What is expected
Every record must appear in your copy exactly as written, with no pictures.

Data rows
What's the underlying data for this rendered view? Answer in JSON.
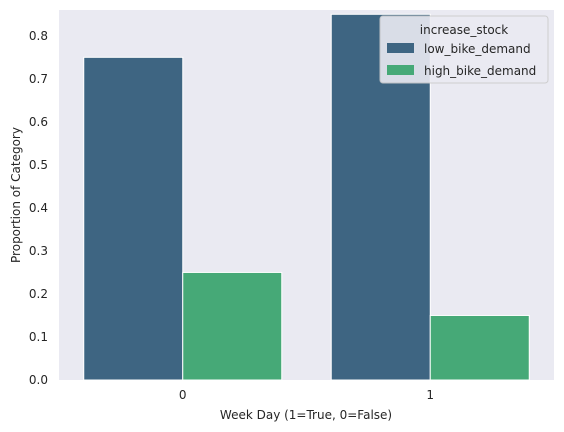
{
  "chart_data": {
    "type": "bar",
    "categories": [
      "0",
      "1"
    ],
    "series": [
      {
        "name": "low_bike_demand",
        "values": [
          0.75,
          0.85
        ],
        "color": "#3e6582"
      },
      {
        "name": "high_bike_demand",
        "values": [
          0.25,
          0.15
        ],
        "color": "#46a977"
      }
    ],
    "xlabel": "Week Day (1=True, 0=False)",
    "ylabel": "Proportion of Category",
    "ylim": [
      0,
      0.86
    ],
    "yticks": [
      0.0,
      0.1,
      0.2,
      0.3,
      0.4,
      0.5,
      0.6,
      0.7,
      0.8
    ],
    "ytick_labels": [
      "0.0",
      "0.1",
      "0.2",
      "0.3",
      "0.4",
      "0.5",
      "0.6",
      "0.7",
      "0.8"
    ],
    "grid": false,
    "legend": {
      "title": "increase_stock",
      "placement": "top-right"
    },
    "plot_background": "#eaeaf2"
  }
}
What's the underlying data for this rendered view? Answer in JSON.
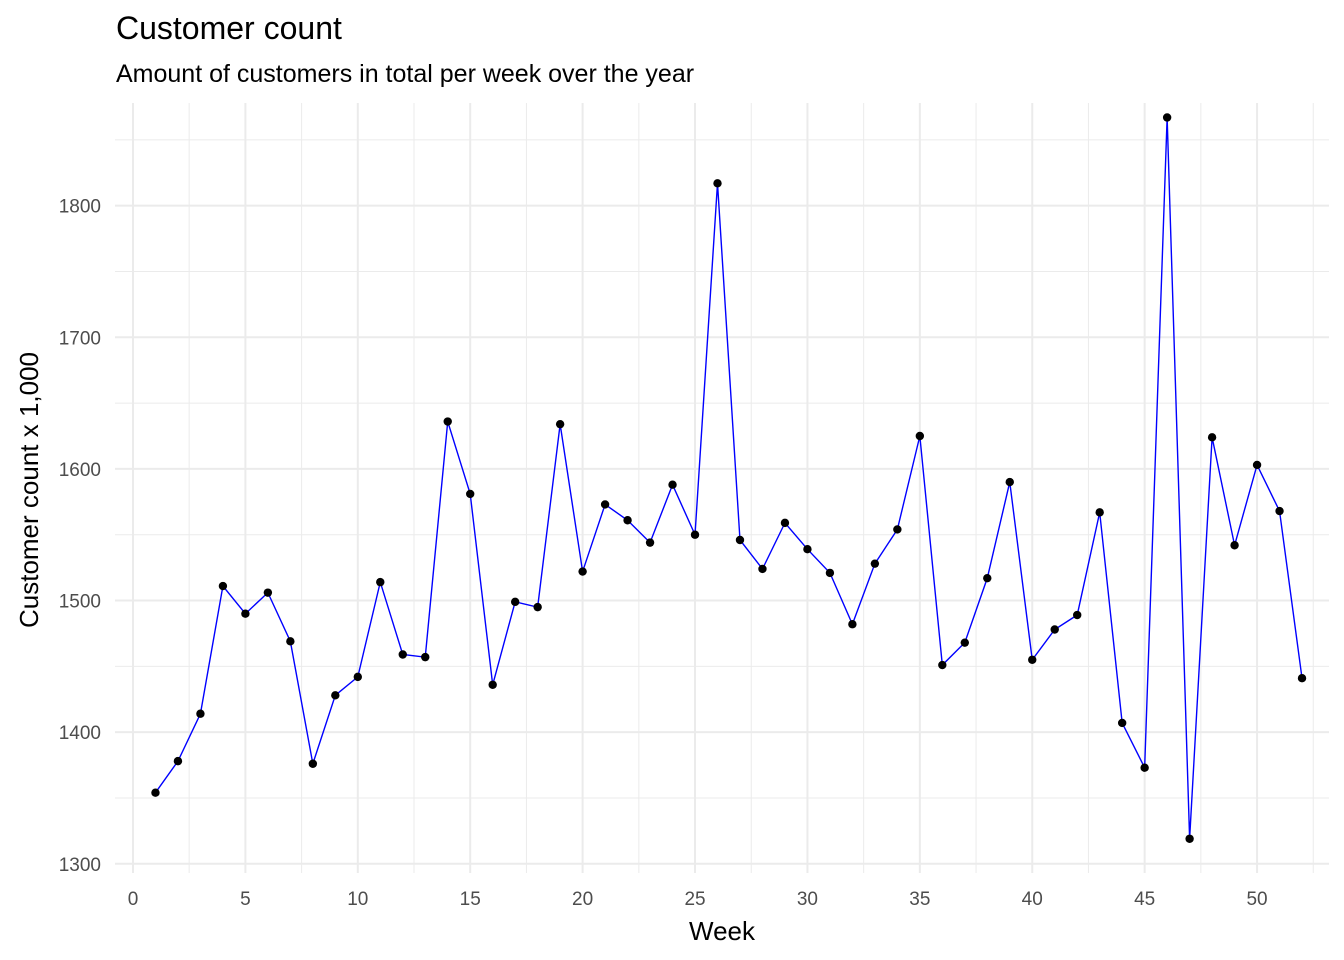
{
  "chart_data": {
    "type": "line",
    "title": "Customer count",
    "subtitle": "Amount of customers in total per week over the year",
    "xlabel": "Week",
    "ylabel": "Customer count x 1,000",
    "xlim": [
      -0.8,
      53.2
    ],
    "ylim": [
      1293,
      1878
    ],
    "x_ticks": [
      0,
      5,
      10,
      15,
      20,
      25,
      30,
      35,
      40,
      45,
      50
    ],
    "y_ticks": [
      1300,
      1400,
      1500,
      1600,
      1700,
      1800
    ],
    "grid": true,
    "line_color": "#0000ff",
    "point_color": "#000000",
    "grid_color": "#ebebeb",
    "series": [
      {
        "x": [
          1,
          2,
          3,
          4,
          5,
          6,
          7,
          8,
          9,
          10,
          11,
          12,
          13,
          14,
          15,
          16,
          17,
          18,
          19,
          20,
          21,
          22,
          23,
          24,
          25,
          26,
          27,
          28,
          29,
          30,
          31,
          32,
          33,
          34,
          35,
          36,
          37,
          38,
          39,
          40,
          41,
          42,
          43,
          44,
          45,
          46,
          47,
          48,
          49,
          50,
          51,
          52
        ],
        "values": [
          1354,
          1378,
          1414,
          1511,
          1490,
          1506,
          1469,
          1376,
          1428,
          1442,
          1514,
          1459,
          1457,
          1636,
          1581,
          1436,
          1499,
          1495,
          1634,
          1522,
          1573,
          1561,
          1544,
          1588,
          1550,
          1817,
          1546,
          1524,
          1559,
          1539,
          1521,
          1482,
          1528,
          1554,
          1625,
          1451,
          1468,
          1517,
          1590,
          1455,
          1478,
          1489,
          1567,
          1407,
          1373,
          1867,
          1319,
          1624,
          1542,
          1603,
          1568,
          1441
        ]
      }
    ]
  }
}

Result of the task
What's the underlying data for this rendered view? Answer in JSON.
{
  "chart_data": {
    "type": "bar",
    "categories": [
      "0",
      "1"
    ],
    "series": [
      {
        "name": "low_bike_demand",
        "values": [
          0.75,
          0.85
        ],
        "color": "#3e6582"
      },
      {
        "name": "high_bike_demand",
        "values": [
          0.25,
          0.15
        ],
        "color": "#46a977"
      }
    ],
    "xlabel": "Week Day (1=True, 0=False)",
    "ylabel": "Proportion of Category",
    "ylim": [
      0,
      0.86
    ],
    "yticks": [
      0.0,
      0.1,
      0.2,
      0.3,
      0.4,
      0.5,
      0.6,
      0.7,
      0.8
    ],
    "ytick_labels": [
      "0.0",
      "0.1",
      "0.2",
      "0.3",
      "0.4",
      "0.5",
      "0.6",
      "0.7",
      "0.8"
    ],
    "grid": false,
    "legend": {
      "title": "increase_stock",
      "placement": "top-right"
    },
    "plot_background": "#eaeaf2"
  }
}
What's the underlying data for this rendered view? Answer in JSON.
{
  "chart_data": {
    "type": "line",
    "title": "Customer count",
    "subtitle": "Amount of customers in total per week over the year",
    "xlabel": "Week",
    "ylabel": "Customer count x 1,000",
    "xlim": [
      -0.8,
      53.2
    ],
    "ylim": [
      1293,
      1878
    ],
    "x_ticks": [
      0,
      5,
      10,
      15,
      20,
      25,
      30,
      35,
      40,
      45,
      50
    ],
    "y_ticks": [
      1300,
      1400,
      1500,
      1600,
      1700,
      1800
    ],
    "grid": true,
    "line_color": "#0000ff",
    "point_color": "#000000",
    "grid_color": "#ebebeb",
    "series": [
      {
        "x": [
          1,
          2,
          3,
          4,
          5,
          6,
          7,
          8,
          9,
          10,
          11,
          12,
          13,
          14,
          15,
          16,
          17,
          18,
          19,
          20,
          21,
          22,
          23,
          24,
          25,
          26,
          27,
          28,
          29,
          30,
          31,
          32,
          33,
          34,
          35,
          36,
          37,
          38,
          39,
          40,
          41,
          42,
          43,
          44,
          45,
          46,
          47,
          48,
          49,
          50,
          51,
          52
        ],
        "values": [
          1354,
          1378,
          1414,
          1511,
          1490,
          1506,
          1469,
          1376,
          1428,
          1442,
          1514,
          1459,
          1457,
          1636,
          1581,
          1436,
          1499,
          1495,
          1634,
          1522,
          1573,
          1561,
          1544,
          1588,
          1550,
          1817,
          1546,
          1524,
          1559,
          1539,
          1521,
          1482,
          1528,
          1554,
          1625,
          1451,
          1468,
          1517,
          1590,
          1455,
          1478,
          1489,
          1567,
          1407,
          1373,
          1867,
          1319,
          1624,
          1542,
          1603,
          1568,
          1441
        ]
      }
    ]
  }
}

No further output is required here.